_WHAT THE TASK REQUIRES_
Write out all of the lines below, exactly and completely.

====

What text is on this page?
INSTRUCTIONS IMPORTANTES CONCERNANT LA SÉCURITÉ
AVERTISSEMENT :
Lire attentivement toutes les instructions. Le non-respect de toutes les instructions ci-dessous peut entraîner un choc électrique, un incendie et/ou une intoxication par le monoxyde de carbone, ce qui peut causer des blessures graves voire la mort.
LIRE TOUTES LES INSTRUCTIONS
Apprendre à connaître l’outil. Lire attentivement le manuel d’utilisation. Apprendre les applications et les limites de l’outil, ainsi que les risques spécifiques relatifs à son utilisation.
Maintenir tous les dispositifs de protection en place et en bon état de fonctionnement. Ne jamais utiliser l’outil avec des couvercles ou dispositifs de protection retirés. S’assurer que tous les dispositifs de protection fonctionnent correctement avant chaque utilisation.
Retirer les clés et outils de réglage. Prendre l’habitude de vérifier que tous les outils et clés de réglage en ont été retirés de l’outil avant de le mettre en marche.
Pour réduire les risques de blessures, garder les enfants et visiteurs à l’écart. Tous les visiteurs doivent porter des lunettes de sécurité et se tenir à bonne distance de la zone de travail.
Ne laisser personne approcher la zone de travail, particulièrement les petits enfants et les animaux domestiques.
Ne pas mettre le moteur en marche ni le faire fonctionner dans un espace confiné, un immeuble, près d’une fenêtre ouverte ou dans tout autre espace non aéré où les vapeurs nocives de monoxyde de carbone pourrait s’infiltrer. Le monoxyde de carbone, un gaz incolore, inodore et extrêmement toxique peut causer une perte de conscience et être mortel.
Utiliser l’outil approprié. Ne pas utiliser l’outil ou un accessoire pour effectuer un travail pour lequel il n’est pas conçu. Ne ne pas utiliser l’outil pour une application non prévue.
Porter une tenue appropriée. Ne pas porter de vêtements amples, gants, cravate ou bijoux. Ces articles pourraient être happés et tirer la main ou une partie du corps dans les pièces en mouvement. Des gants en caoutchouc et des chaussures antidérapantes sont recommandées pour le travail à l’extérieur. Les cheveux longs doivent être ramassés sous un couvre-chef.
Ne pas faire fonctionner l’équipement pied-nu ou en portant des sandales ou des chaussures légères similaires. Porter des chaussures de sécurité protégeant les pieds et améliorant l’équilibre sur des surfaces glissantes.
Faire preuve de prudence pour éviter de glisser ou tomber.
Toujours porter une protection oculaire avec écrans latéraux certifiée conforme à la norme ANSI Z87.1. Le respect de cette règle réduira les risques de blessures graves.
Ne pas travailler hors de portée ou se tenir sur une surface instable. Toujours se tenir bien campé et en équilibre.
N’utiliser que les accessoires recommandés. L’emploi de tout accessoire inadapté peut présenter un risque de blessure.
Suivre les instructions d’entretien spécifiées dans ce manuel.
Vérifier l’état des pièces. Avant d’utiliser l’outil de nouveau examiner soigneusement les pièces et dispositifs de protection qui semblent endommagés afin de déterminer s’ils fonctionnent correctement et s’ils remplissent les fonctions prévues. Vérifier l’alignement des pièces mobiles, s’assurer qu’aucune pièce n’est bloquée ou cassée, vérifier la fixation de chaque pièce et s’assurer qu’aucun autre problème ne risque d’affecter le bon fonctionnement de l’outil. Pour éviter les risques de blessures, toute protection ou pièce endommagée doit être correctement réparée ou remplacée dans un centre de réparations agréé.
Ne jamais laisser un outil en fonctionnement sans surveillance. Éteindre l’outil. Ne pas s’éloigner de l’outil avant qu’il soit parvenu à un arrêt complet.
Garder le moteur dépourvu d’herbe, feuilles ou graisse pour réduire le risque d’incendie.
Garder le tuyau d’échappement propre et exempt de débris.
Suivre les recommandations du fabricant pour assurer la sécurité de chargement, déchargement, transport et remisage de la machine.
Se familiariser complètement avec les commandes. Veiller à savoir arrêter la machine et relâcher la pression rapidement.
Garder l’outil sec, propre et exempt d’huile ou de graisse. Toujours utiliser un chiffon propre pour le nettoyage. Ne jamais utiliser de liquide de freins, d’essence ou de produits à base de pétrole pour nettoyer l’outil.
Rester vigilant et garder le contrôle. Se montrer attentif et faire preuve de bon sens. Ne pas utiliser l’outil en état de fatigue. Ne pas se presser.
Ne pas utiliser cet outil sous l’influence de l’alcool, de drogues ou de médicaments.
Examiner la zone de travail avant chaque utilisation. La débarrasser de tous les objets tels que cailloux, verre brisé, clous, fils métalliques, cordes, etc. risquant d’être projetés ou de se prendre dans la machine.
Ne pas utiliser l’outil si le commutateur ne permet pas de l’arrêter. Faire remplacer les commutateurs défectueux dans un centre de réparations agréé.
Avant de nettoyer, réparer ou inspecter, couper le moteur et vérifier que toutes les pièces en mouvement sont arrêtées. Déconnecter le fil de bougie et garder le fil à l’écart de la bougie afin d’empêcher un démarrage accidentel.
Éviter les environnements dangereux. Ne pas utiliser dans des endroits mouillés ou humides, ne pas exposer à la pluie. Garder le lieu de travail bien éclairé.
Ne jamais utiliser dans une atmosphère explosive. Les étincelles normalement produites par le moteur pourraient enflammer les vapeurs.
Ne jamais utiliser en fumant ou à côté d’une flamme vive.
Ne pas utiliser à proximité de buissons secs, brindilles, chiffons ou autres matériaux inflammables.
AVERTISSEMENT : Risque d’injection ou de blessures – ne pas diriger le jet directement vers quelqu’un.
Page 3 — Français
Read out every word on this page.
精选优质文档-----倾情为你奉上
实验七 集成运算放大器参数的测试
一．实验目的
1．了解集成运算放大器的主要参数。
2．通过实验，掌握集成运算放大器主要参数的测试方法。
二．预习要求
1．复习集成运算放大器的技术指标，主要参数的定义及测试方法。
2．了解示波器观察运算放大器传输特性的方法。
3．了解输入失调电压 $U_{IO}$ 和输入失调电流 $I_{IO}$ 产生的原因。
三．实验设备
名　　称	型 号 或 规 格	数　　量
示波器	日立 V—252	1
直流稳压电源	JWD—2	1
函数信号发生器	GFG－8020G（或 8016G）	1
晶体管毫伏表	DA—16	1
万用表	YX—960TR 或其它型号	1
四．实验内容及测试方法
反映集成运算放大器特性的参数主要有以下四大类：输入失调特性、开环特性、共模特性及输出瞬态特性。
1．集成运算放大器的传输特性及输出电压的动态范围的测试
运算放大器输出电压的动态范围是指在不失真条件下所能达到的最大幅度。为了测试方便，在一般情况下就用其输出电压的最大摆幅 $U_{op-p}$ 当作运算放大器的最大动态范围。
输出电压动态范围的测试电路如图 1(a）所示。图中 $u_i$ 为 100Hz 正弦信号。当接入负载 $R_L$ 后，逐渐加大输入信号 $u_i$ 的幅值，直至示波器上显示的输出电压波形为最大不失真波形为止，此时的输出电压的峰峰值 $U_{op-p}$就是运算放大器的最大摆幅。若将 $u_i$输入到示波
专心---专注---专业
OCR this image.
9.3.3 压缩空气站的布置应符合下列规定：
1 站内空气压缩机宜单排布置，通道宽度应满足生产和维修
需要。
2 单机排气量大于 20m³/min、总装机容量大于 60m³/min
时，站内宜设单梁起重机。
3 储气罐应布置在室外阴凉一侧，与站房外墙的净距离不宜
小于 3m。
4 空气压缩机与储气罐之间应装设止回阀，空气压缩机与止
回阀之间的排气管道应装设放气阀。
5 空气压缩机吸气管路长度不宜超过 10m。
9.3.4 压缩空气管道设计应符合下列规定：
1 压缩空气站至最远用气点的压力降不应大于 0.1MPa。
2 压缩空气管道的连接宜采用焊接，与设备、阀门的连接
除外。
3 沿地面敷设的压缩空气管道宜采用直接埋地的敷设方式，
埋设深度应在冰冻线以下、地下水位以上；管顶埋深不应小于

====

_RESPONSE BELOW_
What text is on this page?
INSTRUCTIONS IMPORTANTES CONCERNANT LA SÉCURITÉ
AVERTISSEMENT :
Lire attentivement toutes les instructions. Le non-respect de toutes les instructions ci-dessous peut entraîner un choc électrique, un incendie et/ou une intoxication par le monoxyde de carbone, ce qui peut causer des blessures graves voire la mort.
LIRE TOUTES LES INSTRUCTIONS
Apprendre à connaître l’outil. Lire attentivement le manuel d’utilisation. Apprendre les applications et les limites de l’outil, ainsi que les risques spécifiques relatifs à son utilisation.
Maintenir tous les dispositifs de protection en place et en bon état de fonctionnement. Ne jamais utiliser l’outil avec des couvercles ou dispositifs de protection retirés. S’assurer que tous les dispositifs de protection fonctionnent correctement avant chaque utilisation.
Retirer les clés et outils de réglage. Prendre l’habitude de vérifier que tous les outils et clés de réglage en ont été retirés de l’outil avant de le mettre en marche.
Pour réduire les risques de blessures, garder les enfants et visiteurs à l’écart. Tous les visiteurs doivent porter des lunettes de sécurité et se tenir à bonne distance de la zone de travail.
Ne laisser personne approcher la zone de travail, particulièrement les petits enfants et les animaux domestiques.
Ne pas mettre le moteur en marche ni le faire fonctionner dans un espace confiné, un immeuble, près d’une fenêtre ouverte ou dans tout autre espace non aéré où les vapeurs nocives de monoxyde de carbone pourrait s’infiltrer. Le monoxyde de carbone, un gaz incolore, inodore et extrêmement toxique peut causer une perte de conscience et être mortel.
Utiliser l’outil approprié. Ne pas utiliser l’outil ou un accessoire pour effectuer un travail pour lequel il n’est pas conçu. Ne ne pas utiliser l’outil pour une application non prévue.
Porter une tenue appropriée. Ne pas porter de vêtements amples, gants, cravate ou bijoux. Ces articles pourraient être happés et tirer la main ou une partie du corps dans les pièces en mouvement. Des gants en caoutchouc et des chaussures antidérapantes sont recommandées pour le travail à l’extérieur. Les cheveux longs doivent être ramassés sous un couvre-chef.
Ne pas faire fonctionner l’équipement pied-nu ou en portant des sandales ou des chaussures légères similaires. Porter des chaussures de sécurité protégeant les pieds et améliorant l’équilibre sur des surfaces glissantes.
Faire preuve de prudence pour éviter de glisser ou tomber.
Toujours porter une protection oculaire avec écrans latéraux certifiée conforme à la norme ANSI Z87.1. Le respect de cette règle réduira les risques de blessures graves.
Ne pas travailler hors de portée ou se tenir sur une surface instable. Toujours se tenir bien campé et en équilibre.
N’utiliser que les accessoires recommandés. L’emploi de tout accessoire inadapté peut présenter un risque de blessure.
Suivre les instructions d’entretien spécifiées dans ce manuel.
Vérifier l’état des pièces. Avant d’utiliser l’outil de nouveau examiner soigneusement les pièces et dispositifs de protection qui semblent endommagés afin de déterminer s’ils fonctionnent correctement et s’ils remplissent les fonctions prévues. Vérifier l’alignement des pièces mobiles, s’assurer qu’aucune pièce n’est bloquée ou cassée, vérifier la fixation de chaque pièce et s’assurer qu’aucun autre problème ne risque d’affecter le bon fonctionnement de l’outil. Pour éviter les risques de blessures, toute protection ou pièce endommagée doit être correctement réparée ou remplacée dans un centre de réparations agréé.
Ne jamais laisser un outil en fonctionnement sans surveillance. Éteindre l’outil. Ne pas s’éloigner de l’outil avant qu’il soit parvenu à un arrêt complet.
Garder le moteur dépourvu d’herbe, feuilles ou graisse pour réduire le risque d’incendie.
Garder le tuyau d’échappement propre et exempt de débris.
Suivre les recommandations du fabricant pour assurer la sécurité de chargement, déchargement, transport et remisage de la machine.
Se familiariser complètement avec les commandes. Veiller à savoir arrêter la machine et relâcher la pression rapidement.
Garder l’outil sec, propre et exempt d’huile ou de graisse. Toujours utiliser un chiffon propre pour le nettoyage. Ne jamais utiliser de liquide de freins, d’essence ou de produits à base de pétrole pour nettoyer l’outil.
Rester vigilant et garder le contrôle. Se montrer attentif et faire preuve de bon sens. Ne pas utiliser l’outil en état de fatigue. Ne pas se presser.
Ne pas utiliser cet outil sous l’influence de l’alcool, de drogues ou de médicaments.
Examiner la zone de travail avant chaque utilisation. La débarrasser de tous les objets tels que cailloux, verre brisé, clous, fils métalliques, cordes, etc. risquant d’être projetés ou de se prendre dans la machine.
Ne pas utiliser l’outil si le commutateur ne permet pas de l’arrêter. Faire remplacer les commutateurs défectueux dans un centre de réparations agréé.
Avant de nettoyer, réparer ou inspecter, couper le moteur et vérifier que toutes les pièces en mouvement sont arrêtées. Déconnecter le fil de bougie et garder le fil à l’écart de la bougie afin d’empêcher un démarrage accidentel.
Éviter les environnements dangereux. Ne pas utiliser dans des endroits mouillés ou humides, ne pas exposer à la pluie. Garder le lieu de travail bien éclairé.
Ne jamais utiliser dans une atmosphère explosive. Les étincelles normalement produites par le moteur pourraient enflammer les vapeurs.
Ne jamais utiliser en fumant ou à côté d’une flamme vive.
Ne pas utiliser à proximité de buissons secs, brindilles, chiffons ou autres matériaux inflammables.
AVERTISSEMENT : Risque d’injection ou de blessures – ne pas diriger le jet directement vers quelqu’un.
Page 3 — Français
Read out every word on this page.
精选优质文档-----倾情为你奉上
实验七 集成运算放大器参数的测试
一．实验目的
1．了解集成运算放大器的主要参数。
2．通过实验，掌握集成运算放大器主要参数的测试方法。
二．预习要求
1．复习集成运算放大器的技术指标，主要参数的定义及测试方法。
2．了解示波器观察运算放大器传输特性的方法。
3．了解输入失调电压 $U_{IO}$ 和输入失调电流 $I_{IO}$ 产生的原因。
三．实验设备
名　　称	型 号 或 规 格	数　　量
示波器	日立 V—252	1
直流稳压电源	JWD—2	1
函数信号发生器	GFG－8020G（或 8016G）	1
晶体管毫伏表	DA—16	1
万用表	YX—960TR 或其它型号	1
四．实验内容及测试方法
反映集成运算放大器特性的参数主要有以下四大类：输入失调特性、开环特性、共模特性及输出瞬态特性。
1．集成运算放大器的传输特性及输出电压的动态范围的测试
运算放大器输出电压的动态范围是指在不失真条件下所能达到的最大幅度。为了测试方便，在一般情况下就用其输出电压的最大摆幅 $U_{op-p}$ 当作运算放大器的最大动态范围。
输出电压动态范围的测试电路如图 1(a）所示。图中 $u_i$ 为 100Hz 正弦信号。当接入负载 $R_L$ 后，逐渐加大输入信号 $u_i$ 的幅值，直至示波器上显示的输出电压波形为最大不失真波形为止，此时的输出电压的峰峰值 $U_{op-p}$就是运算放大器的最大摆幅。若将 $u_i$输入到示波
专心---专注---专业
OCR this image.
9.3.3 压缩空气站的布置应符合下列规定：
1 站内空气压缩机宜单排布置，通道宽度应满足生产和维修
需要。
2 单机排气量大于 20m³/min、总装机容量大于 60m³/min
时，站内宜设单梁起重机。
3 储气罐应布置在室外阴凉一侧，与站房外墙的净距离不宜
小于 3m。
4 空气压缩机与储气罐之间应装设止回阀，空气压缩机与止
回阀之间的排气管道应装设放气阀。
5 空气压缩机吸气管路长度不宜超过 10m。
9.3.4 压缩空气管道设计应符合下列规定：
1 压缩空气站至最远用气点的压力降不应大于 0.1MPa。
2 压缩空气管道的连接宜采用焊接，与设备、阀门的连接
除外。
3 沿地面敷设的压缩空气管道宜采用直接埋地的敷设方式，
埋设深度应在冰冻线以下、地下水位以上；管顶埋深不应小于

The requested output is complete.